======== Information supplied ========

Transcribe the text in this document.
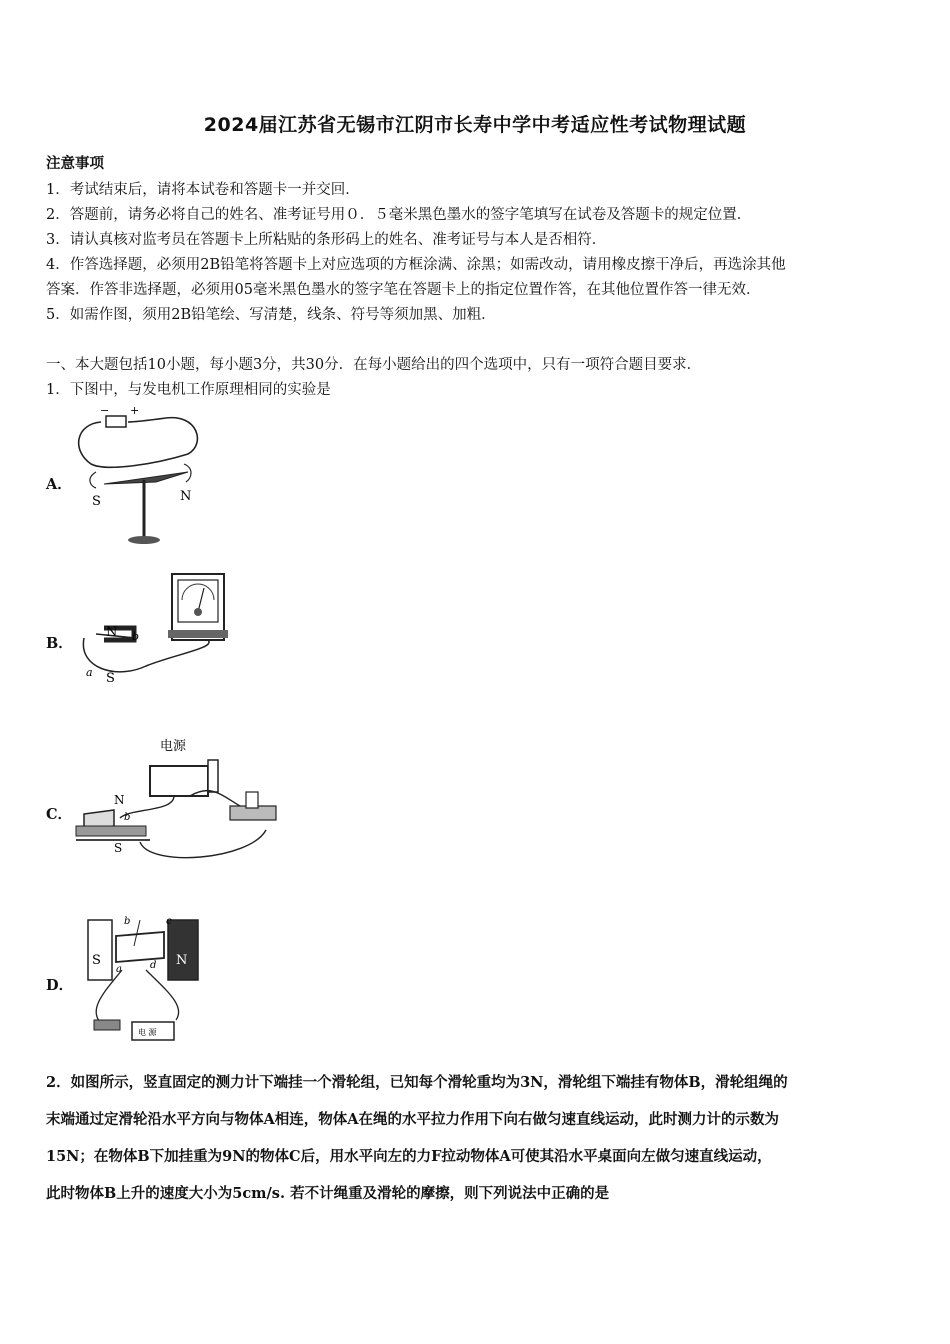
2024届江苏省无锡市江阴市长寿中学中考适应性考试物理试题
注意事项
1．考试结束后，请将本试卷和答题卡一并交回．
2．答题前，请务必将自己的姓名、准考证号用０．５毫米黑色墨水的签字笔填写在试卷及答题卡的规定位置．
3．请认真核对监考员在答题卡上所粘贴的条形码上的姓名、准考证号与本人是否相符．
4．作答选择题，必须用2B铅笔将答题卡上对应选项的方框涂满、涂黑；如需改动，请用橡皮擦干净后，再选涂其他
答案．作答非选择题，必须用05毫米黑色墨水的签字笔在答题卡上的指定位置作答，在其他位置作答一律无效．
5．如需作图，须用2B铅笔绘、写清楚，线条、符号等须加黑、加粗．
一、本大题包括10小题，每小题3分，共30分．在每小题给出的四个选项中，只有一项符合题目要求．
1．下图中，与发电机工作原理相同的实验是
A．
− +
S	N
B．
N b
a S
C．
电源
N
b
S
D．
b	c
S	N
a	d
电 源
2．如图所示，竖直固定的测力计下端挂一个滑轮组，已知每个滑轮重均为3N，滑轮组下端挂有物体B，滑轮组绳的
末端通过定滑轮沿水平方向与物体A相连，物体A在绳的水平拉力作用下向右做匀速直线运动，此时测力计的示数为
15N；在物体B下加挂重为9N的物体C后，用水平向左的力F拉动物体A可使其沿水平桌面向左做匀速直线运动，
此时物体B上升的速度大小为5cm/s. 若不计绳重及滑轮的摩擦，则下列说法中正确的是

========

Exercise requirements → All of the records above must be copied exactly, except for the pictures.

Answer below →
Transcribe the text in this document.
2024届江苏省无锡市江阴市长寿中学中考适应性考试物理试题
注意事项
1．考试结束后，请将本试卷和答题卡一并交回．
2．答题前，请务必将自己的姓名、准考证号用０．５毫米黑色墨水的签字笔填写在试卷及答题卡的规定位置．
3．请认真核对监考员在答题卡上所粘贴的条形码上的姓名、准考证号与本人是否相符．
4．作答选择题，必须用2B铅笔将答题卡上对应选项的方框涂满、涂黑；如需改动，请用橡皮擦干净后，再选涂其他
答案．作答非选择题，必须用05毫米黑色墨水的签字笔在答题卡上的指定位置作答，在其他位置作答一律无效．
5．如需作图，须用2B铅笔绘、写清楚，线条、符号等须加黑、加粗．
一、本大题包括10小题，每小题3分，共30分．在每小题给出的四个选项中，只有一项符合题目要求．
1．下图中，与发电机工作原理相同的实验是
A．
− +
S	N
B．
N b
a S
C．
电源
N
b
S
D．
b	c
S	N
a	d
电 源
2．如图所示，竖直固定的测力计下端挂一个滑轮组，已知每个滑轮重均为3N，滑轮组下端挂有物体B，滑轮组绳的
末端通过定滑轮沿水平方向与物体A相连，物体A在绳的水平拉力作用下向右做匀速直线运动，此时测力计的示数为
15N；在物体B下加挂重为9N的物体C后，用水平向左的力F拉动物体A可使其沿水平桌面向左做匀速直线运动，
此时物体B上升的速度大小为5cm/s. 若不计绳重及滑轮的摩擦，则下列说法中正确的是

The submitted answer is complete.